__MATERIAL FOR THIS EXERCISE__.
┄┄┄┄┄┄┄┄┄┄┄┄┄┄┄┄┄┄┄┄

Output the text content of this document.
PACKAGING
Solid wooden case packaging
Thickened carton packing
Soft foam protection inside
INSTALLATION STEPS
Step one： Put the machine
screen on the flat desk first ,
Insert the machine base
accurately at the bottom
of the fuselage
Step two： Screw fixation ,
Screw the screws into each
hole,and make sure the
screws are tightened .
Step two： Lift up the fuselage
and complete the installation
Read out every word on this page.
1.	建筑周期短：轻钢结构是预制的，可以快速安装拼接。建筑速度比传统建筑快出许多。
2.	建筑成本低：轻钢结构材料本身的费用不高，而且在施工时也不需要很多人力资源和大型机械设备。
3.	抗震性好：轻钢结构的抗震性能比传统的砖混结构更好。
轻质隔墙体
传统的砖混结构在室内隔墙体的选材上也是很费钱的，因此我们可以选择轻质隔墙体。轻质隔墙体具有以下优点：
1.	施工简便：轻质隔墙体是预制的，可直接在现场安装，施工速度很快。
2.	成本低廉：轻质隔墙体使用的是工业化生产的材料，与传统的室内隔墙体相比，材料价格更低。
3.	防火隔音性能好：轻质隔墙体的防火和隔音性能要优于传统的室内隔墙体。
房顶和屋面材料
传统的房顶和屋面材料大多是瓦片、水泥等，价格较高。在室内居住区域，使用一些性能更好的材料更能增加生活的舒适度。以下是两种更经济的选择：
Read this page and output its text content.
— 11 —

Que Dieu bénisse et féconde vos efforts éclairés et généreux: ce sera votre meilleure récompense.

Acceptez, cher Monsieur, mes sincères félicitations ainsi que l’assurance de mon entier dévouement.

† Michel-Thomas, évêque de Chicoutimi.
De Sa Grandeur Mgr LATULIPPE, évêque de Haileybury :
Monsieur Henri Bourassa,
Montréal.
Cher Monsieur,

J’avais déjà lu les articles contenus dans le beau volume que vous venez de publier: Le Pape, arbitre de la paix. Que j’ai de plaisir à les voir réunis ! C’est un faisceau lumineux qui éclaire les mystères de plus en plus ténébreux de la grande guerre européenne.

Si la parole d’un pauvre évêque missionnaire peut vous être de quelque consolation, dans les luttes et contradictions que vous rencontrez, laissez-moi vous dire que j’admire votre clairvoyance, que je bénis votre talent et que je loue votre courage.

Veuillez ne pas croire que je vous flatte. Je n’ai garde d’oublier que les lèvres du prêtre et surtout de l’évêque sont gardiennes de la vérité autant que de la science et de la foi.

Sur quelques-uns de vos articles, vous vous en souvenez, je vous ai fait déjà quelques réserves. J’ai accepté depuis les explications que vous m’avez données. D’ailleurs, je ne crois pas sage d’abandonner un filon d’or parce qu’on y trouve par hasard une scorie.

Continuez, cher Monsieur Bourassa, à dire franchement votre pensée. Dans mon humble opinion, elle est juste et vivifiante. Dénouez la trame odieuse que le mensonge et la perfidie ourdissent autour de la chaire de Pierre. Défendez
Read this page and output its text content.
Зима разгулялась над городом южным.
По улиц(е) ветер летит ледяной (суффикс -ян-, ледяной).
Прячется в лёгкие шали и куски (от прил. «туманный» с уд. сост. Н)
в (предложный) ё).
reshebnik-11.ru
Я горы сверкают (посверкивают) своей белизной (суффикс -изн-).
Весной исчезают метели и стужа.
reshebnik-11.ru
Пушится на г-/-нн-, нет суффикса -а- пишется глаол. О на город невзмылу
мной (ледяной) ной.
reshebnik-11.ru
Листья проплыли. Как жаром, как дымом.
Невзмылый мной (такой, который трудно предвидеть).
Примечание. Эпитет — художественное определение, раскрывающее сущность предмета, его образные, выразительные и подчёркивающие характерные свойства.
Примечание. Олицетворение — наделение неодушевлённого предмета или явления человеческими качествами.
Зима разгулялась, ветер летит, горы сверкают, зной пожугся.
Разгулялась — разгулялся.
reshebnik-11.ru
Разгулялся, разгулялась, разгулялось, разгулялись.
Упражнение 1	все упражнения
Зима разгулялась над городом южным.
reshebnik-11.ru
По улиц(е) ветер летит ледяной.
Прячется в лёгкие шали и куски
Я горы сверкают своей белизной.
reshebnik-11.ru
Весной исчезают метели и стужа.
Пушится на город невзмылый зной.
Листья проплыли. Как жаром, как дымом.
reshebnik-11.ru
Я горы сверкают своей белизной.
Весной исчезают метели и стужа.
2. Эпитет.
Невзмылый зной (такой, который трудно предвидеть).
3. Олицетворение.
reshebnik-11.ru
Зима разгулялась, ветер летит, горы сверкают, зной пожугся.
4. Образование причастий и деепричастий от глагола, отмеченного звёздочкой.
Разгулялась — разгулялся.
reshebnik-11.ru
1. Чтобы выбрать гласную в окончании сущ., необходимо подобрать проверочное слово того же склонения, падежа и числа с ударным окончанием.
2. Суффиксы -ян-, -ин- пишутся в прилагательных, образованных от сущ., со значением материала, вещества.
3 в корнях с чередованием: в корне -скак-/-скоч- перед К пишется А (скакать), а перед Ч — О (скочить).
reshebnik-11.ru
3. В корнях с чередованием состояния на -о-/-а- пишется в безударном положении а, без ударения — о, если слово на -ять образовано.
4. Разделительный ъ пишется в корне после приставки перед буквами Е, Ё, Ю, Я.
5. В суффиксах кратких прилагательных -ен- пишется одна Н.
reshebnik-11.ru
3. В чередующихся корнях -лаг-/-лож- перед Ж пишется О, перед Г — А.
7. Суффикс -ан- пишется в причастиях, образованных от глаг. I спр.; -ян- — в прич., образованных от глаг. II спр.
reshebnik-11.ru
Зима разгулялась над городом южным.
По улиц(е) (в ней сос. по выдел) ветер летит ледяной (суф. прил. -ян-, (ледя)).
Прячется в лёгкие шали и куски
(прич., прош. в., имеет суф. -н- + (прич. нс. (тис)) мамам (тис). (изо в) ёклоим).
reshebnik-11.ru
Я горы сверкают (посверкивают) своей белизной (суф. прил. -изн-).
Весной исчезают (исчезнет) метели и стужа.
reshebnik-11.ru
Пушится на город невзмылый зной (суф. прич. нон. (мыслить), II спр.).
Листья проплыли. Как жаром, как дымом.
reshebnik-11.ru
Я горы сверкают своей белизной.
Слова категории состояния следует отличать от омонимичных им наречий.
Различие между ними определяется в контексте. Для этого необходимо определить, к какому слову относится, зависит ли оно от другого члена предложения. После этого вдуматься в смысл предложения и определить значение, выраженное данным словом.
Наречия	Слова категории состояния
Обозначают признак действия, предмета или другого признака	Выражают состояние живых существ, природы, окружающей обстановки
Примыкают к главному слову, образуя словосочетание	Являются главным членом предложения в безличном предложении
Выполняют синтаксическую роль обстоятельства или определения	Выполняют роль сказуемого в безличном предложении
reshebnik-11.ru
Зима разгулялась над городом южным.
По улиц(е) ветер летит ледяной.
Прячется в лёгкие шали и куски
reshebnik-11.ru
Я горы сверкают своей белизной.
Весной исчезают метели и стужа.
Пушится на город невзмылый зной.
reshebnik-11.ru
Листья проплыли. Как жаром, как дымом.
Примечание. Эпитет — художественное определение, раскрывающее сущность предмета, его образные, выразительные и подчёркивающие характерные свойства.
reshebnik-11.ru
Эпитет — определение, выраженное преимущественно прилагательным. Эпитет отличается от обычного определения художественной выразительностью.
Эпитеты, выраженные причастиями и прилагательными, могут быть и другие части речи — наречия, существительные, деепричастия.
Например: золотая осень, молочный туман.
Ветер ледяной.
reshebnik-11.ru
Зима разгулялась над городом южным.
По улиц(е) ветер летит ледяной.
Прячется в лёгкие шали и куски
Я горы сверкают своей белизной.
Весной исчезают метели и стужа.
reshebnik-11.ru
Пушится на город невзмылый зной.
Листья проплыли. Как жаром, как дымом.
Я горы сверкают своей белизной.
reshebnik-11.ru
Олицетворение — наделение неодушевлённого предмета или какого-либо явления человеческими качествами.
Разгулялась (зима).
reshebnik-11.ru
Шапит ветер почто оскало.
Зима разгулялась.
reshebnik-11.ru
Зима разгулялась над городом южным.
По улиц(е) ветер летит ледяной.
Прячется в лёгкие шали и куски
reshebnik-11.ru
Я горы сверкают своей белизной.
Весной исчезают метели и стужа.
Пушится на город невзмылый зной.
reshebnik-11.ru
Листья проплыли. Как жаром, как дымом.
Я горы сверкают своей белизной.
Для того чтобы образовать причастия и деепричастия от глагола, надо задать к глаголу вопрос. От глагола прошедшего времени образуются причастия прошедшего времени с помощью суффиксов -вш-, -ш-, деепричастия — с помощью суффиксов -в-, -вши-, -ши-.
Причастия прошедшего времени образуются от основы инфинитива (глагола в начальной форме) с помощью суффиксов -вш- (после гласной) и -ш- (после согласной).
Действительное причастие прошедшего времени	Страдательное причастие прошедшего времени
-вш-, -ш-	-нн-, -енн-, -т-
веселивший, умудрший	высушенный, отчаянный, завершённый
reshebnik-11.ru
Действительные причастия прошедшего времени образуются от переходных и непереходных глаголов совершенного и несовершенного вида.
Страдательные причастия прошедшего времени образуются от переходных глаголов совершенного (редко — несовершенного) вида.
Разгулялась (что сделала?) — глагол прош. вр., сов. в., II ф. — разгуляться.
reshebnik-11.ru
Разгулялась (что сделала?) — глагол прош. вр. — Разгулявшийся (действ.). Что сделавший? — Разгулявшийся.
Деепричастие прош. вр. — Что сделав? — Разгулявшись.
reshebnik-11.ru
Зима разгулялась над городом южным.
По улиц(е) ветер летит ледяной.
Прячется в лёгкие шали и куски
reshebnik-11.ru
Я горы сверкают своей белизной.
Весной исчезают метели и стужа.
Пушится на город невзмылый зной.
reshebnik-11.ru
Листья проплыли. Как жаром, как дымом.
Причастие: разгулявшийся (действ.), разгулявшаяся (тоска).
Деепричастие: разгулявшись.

┄┄┄┄┄┄┄┄┄┄┄┄┄┄┄┄┄┄┄┄

__WRITTEN TASK__.
Count every line of the records that holds the string "предвидеть". Write only the total.

__SOLUTION TO THIS EXERCISE__.
2